Given exercise — Extract each line where the string "image" shows up.

Raw data —
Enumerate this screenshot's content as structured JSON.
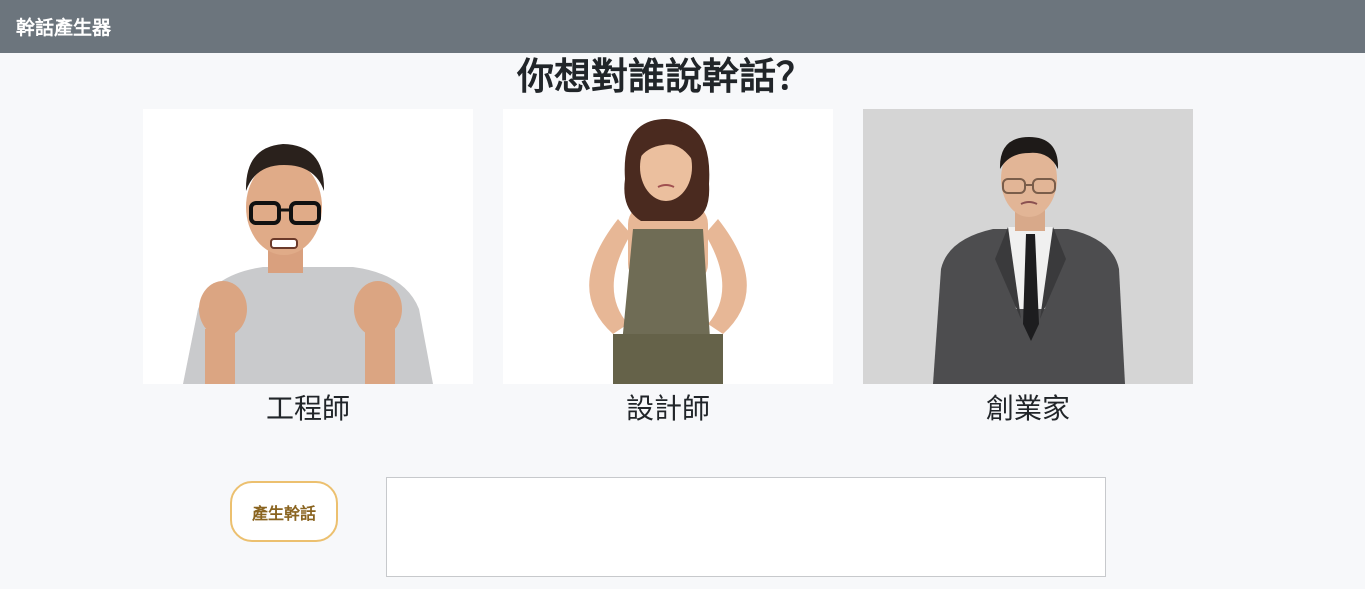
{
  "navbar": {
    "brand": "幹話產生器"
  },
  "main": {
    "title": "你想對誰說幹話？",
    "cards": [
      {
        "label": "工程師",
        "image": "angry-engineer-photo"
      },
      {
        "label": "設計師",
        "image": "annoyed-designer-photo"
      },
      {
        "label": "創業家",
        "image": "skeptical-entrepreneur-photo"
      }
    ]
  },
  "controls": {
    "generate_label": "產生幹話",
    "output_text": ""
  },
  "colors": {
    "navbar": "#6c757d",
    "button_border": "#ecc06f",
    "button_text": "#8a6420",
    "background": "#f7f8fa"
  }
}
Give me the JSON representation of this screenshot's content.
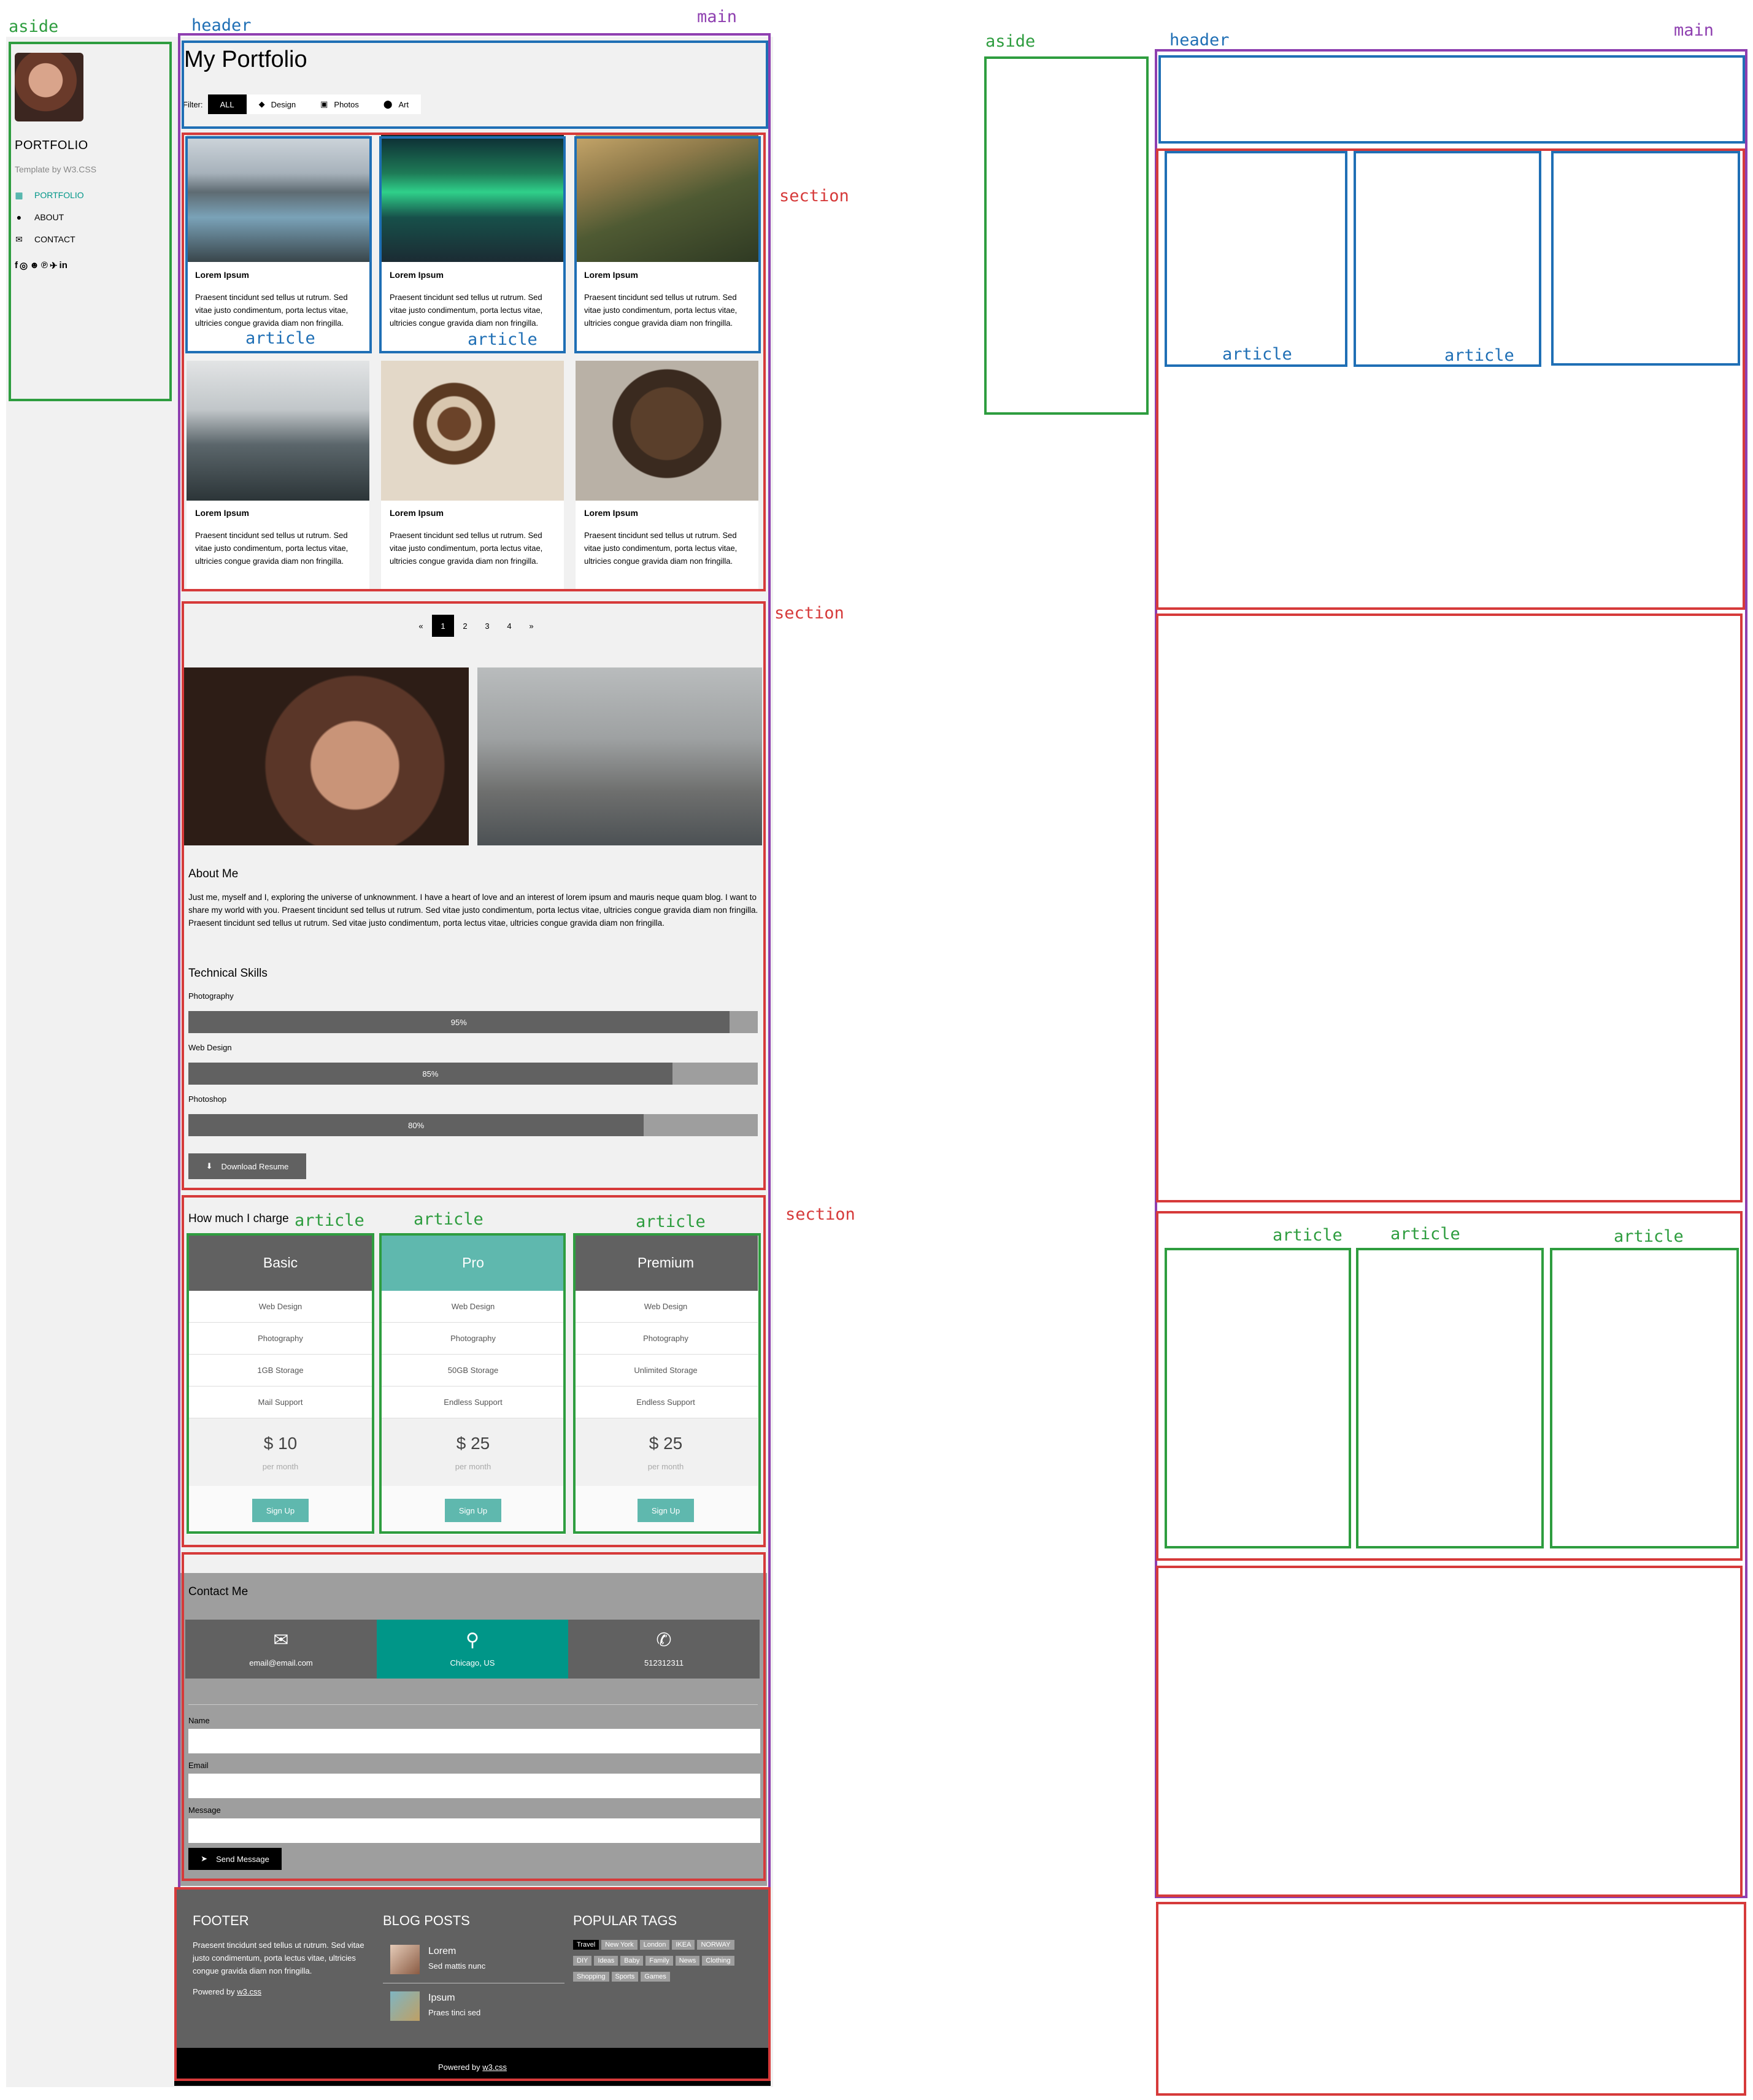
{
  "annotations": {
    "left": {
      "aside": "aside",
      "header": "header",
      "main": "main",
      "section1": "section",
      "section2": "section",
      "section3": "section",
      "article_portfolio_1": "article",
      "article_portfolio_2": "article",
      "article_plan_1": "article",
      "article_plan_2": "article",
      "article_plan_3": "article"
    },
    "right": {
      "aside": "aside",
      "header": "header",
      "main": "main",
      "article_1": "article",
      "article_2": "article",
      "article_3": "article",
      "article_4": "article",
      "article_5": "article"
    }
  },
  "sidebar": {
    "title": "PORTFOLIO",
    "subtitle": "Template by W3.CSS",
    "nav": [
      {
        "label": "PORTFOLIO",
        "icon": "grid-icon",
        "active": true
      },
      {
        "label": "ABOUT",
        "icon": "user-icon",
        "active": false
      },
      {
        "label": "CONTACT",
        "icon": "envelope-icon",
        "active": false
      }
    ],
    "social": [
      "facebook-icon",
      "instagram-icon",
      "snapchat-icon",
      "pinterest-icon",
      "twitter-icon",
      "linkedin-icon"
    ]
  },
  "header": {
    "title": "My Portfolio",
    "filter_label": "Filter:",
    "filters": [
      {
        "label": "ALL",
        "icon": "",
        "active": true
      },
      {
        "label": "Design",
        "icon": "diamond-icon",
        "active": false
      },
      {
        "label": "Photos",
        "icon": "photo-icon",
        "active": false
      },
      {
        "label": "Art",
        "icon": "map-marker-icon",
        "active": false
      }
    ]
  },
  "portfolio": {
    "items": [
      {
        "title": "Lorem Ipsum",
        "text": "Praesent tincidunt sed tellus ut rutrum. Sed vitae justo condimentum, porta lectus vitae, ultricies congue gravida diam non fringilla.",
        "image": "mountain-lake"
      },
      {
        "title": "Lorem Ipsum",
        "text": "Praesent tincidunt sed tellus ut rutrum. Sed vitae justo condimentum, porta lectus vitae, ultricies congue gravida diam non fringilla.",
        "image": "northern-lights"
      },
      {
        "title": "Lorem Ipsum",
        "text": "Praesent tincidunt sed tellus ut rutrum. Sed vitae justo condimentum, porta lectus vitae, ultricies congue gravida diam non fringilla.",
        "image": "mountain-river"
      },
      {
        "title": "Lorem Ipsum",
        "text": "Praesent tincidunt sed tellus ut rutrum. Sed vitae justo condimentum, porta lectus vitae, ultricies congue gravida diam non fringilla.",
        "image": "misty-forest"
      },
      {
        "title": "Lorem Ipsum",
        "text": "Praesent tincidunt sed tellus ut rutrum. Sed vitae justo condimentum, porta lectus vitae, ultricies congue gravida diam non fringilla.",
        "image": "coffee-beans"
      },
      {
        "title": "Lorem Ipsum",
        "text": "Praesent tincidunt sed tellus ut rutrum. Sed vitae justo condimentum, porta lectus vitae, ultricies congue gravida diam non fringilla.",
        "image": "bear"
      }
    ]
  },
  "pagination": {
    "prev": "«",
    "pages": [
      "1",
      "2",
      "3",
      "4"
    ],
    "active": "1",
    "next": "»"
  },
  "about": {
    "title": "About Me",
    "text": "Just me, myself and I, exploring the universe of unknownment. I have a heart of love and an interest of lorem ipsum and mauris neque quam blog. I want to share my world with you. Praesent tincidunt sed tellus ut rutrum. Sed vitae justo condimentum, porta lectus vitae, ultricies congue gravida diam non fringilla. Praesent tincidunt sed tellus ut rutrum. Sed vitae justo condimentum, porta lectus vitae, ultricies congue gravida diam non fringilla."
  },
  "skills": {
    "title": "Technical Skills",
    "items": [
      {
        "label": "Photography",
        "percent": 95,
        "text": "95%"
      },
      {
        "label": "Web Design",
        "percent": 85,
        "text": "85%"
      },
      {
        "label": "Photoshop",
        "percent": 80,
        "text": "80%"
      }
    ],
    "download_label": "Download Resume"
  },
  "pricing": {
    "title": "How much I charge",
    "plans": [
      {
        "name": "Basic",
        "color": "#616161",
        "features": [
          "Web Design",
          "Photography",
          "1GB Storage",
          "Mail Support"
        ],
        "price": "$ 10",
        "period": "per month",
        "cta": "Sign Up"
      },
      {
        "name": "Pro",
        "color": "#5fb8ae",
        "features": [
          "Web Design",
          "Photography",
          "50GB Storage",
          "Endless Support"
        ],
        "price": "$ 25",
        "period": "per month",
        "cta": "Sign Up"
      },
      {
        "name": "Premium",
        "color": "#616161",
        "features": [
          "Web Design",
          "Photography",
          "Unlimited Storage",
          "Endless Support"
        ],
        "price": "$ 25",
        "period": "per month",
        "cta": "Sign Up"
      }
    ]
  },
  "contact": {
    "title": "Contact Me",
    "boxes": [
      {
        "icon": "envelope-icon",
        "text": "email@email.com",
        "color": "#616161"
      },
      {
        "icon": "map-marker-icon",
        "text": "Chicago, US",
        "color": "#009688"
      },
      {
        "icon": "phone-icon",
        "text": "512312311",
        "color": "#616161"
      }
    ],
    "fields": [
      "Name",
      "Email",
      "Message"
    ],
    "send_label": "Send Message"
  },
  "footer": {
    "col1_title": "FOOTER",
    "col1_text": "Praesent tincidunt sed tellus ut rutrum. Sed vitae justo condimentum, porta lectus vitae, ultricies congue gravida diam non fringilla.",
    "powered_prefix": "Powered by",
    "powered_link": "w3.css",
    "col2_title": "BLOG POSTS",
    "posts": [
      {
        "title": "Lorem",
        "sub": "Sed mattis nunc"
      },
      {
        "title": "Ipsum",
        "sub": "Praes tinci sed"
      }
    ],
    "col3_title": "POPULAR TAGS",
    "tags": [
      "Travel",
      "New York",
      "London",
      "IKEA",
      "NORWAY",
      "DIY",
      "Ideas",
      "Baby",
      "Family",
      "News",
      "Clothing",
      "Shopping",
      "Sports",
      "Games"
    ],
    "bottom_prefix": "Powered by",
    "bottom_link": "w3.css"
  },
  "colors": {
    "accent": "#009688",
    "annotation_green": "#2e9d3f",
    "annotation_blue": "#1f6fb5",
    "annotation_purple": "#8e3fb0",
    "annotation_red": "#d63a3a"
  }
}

Correct output —
        "image": "angry-engineer-photo"
        "image": "annoyed-designer-photo"
        "image": "skeptical-entrepreneur-photo"
        "image": "mountain-lake"
        "image": "northern-lights"
        "image": "mountain-river"
        "image": "misty-forest"
        "image": "coffee-beans"
        "image": "bear"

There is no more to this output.